● The task
Pick out each line with the word "Zobia" from the material that follows.

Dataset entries
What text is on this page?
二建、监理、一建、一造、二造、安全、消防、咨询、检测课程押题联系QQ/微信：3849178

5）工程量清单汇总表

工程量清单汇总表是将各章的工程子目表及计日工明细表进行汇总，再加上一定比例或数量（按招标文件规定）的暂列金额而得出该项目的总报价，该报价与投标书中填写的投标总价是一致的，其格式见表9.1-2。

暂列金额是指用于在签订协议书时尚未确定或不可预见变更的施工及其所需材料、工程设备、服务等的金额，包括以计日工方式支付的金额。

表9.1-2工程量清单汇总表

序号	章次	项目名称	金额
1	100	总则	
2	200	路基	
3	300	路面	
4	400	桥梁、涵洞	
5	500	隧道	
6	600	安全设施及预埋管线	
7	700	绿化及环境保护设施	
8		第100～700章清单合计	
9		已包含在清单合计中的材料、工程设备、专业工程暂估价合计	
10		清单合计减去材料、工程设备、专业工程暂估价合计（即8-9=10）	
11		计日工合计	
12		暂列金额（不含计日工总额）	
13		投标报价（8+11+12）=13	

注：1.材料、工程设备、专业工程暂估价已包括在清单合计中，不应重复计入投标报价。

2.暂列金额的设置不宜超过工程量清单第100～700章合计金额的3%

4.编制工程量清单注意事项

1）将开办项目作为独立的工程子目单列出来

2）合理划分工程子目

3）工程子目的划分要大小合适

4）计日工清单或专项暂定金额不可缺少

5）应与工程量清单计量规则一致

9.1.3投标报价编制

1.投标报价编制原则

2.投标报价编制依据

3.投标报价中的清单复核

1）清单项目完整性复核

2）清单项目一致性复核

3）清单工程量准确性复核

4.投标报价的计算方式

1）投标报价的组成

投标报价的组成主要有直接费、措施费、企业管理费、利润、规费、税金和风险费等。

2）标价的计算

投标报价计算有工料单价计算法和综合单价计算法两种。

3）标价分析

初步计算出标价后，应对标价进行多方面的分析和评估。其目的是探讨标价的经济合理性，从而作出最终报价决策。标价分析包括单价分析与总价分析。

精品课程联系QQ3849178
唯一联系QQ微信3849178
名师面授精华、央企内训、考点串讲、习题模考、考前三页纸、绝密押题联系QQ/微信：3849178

---

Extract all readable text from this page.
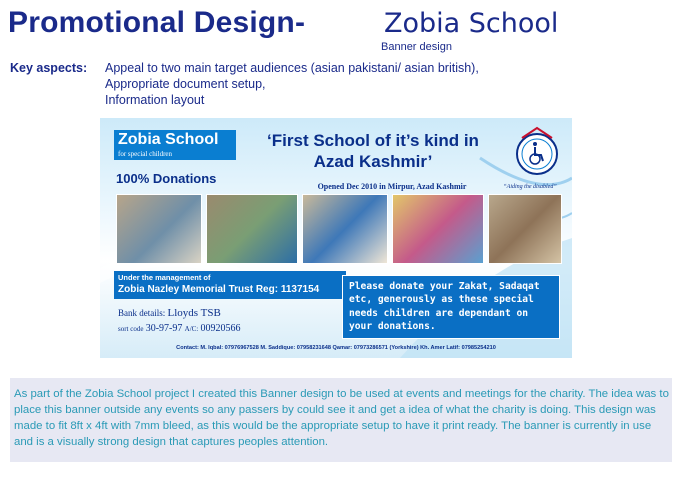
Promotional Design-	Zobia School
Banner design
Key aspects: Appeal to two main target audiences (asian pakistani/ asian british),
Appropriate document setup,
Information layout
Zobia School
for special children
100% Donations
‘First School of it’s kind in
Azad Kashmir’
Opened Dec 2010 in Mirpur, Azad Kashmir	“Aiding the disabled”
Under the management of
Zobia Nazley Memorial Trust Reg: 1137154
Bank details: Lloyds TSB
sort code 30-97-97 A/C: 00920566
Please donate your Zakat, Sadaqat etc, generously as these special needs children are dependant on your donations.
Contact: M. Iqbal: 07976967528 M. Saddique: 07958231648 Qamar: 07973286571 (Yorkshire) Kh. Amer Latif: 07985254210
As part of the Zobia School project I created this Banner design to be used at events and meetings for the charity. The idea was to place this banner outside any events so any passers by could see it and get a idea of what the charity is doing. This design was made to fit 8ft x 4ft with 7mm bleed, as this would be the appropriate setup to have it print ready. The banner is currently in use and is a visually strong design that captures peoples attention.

* * *

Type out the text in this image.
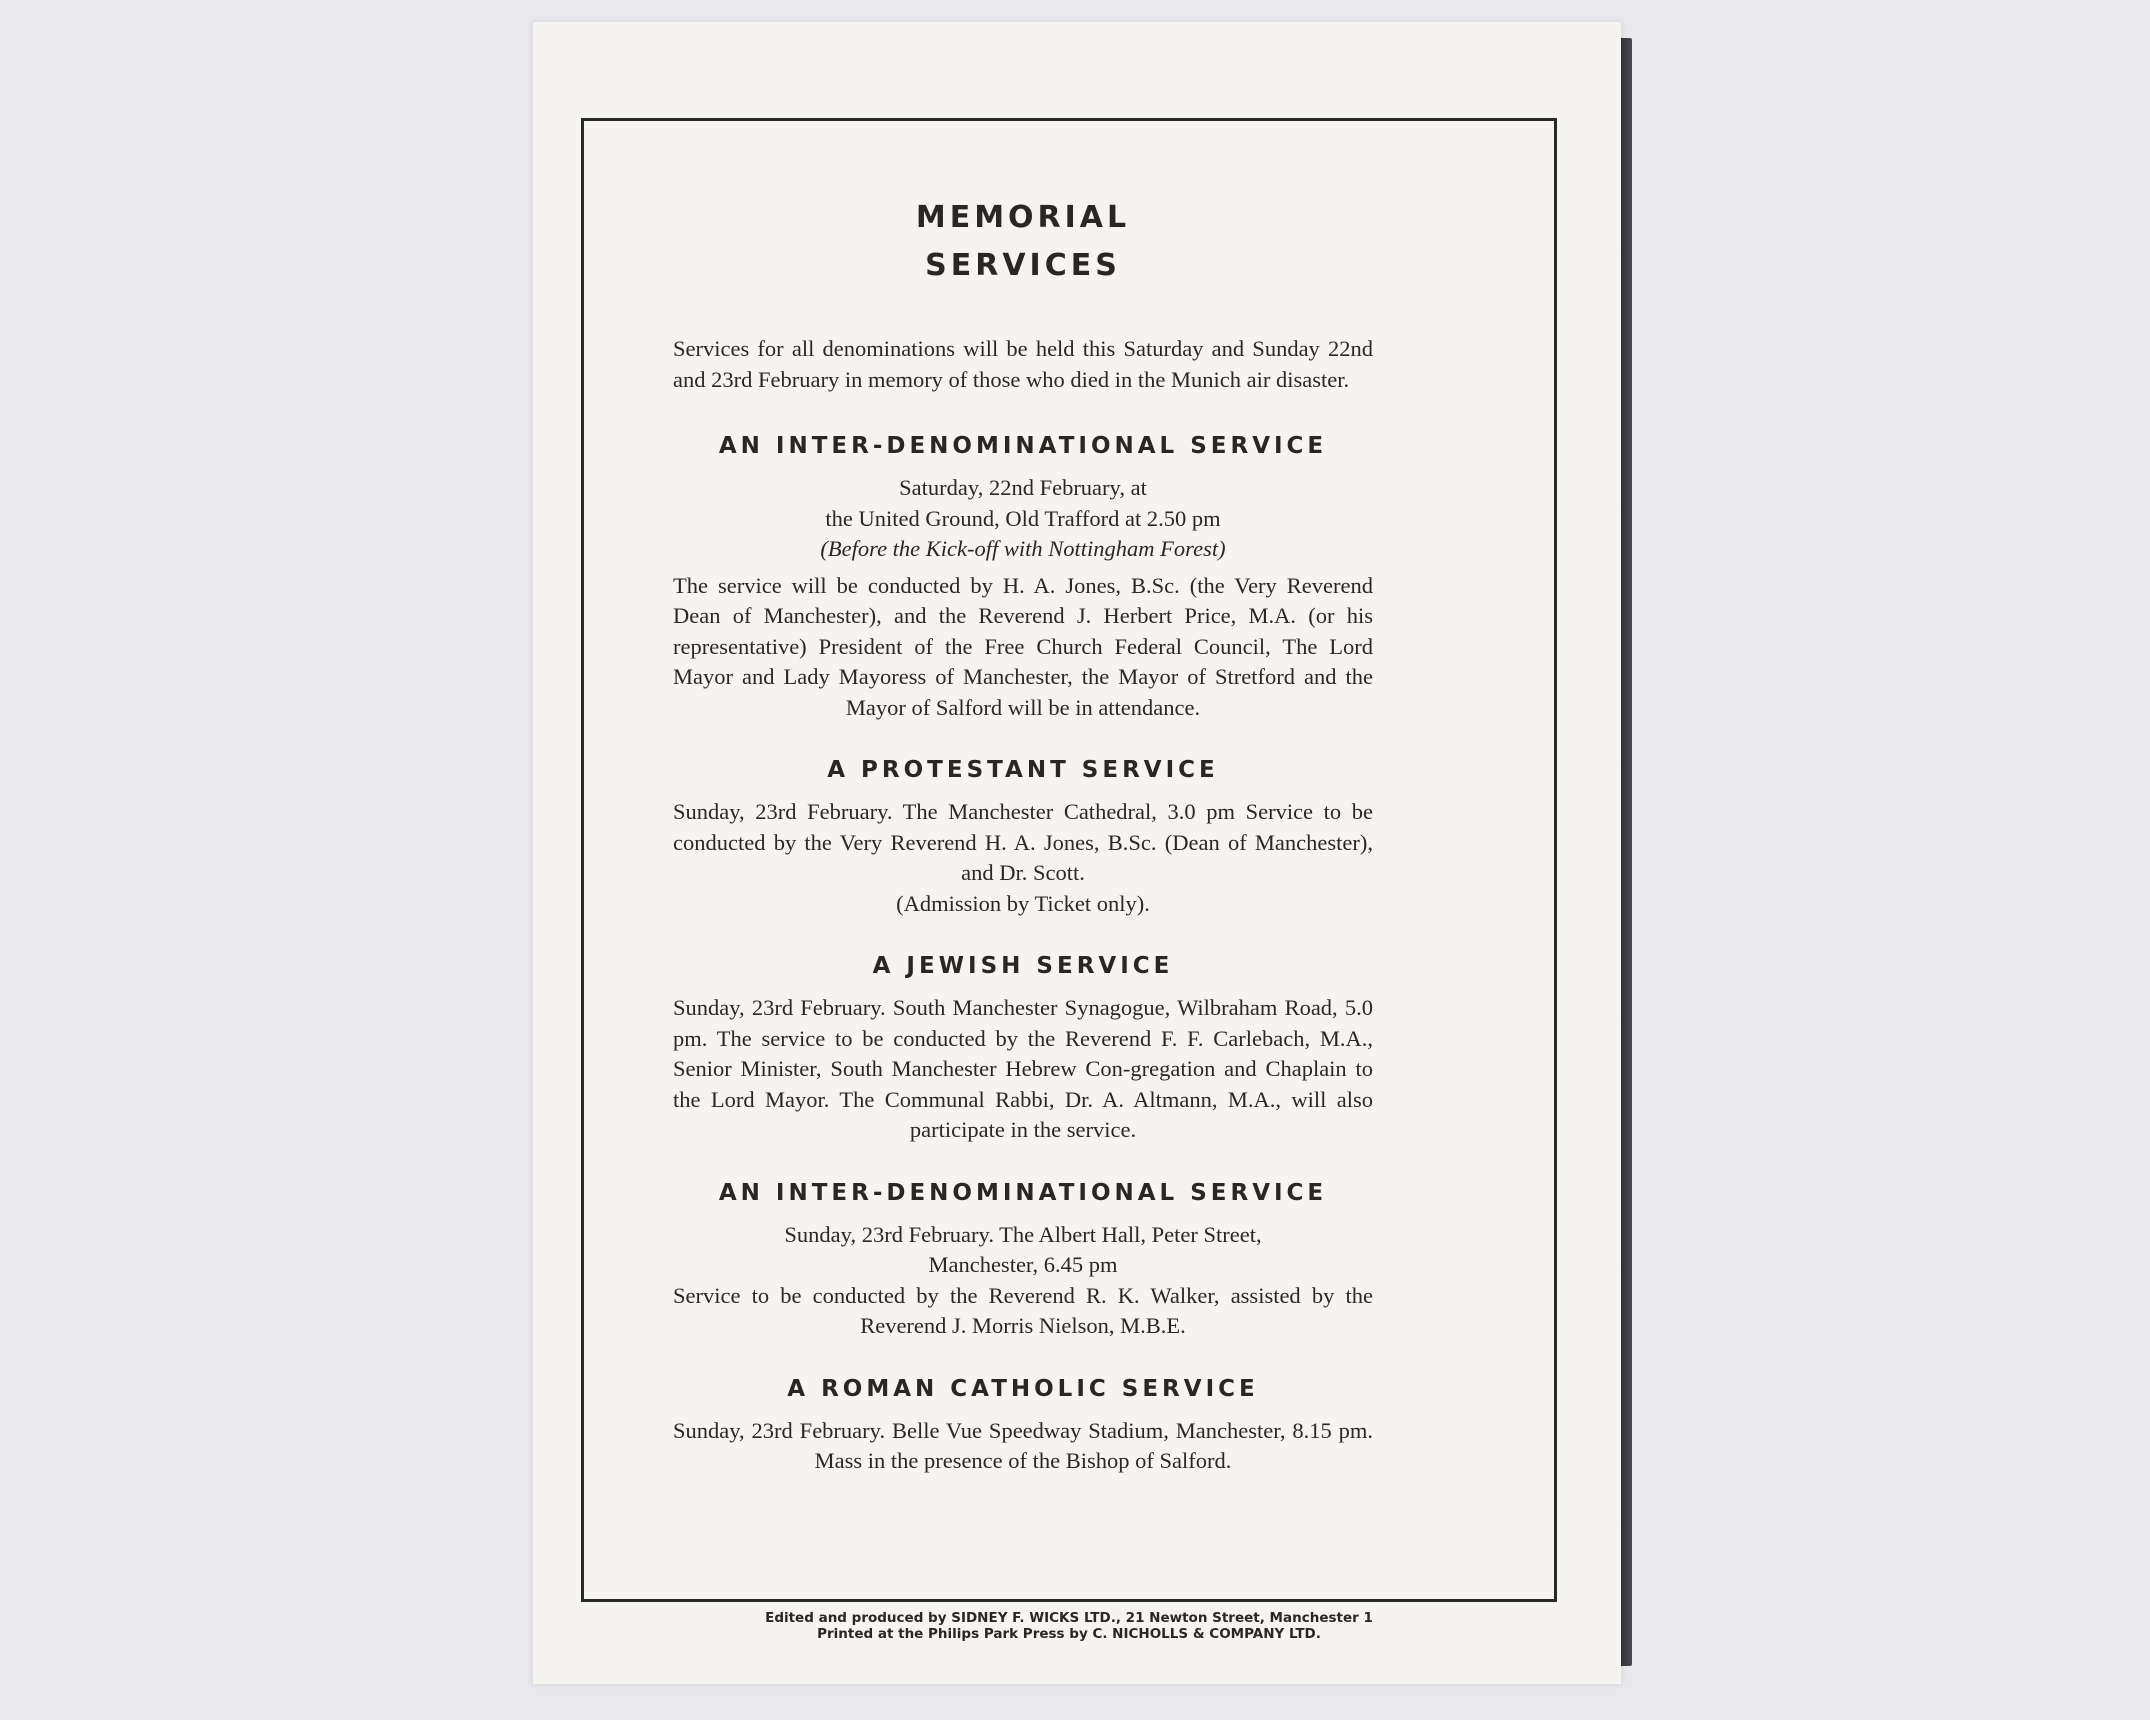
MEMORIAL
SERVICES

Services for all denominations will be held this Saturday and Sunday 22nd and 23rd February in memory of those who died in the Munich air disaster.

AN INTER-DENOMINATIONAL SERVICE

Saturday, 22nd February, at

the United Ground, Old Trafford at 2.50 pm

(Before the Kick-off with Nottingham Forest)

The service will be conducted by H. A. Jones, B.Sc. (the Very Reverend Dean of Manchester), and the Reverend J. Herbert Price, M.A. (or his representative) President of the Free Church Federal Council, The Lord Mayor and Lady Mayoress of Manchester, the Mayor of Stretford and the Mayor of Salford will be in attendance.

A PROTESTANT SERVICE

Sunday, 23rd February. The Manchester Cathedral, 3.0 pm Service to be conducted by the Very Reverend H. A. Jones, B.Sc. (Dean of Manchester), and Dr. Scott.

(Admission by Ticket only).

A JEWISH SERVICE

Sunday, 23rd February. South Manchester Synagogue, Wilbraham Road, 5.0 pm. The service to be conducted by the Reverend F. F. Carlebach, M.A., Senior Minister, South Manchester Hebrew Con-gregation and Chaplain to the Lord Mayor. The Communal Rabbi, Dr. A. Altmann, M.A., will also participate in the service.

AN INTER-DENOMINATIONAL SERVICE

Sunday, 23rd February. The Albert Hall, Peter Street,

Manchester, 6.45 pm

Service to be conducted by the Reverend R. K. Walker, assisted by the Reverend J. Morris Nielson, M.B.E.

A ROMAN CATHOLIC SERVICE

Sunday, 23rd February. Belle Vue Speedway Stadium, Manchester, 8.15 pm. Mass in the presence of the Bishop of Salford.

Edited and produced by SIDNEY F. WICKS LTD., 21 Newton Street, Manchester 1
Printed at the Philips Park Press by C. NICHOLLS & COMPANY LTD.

● Solution for this task
Promotional Design-	Zobia School
Zobia School
Zobia Nazley Memorial Trust Reg: 1137154
As part of the Zobia School project I created this Banner design to be used at events and meetings for the charity. The idea was to place this banner outside any events so any passers by could see it and get a idea of what the charity is doing. This design was made to fit 8ft x 4ft with 7mm bleed, as this would be the appropriate setup to have it print ready. The banner is currently in use and is a visually strong design that captures peoples attention.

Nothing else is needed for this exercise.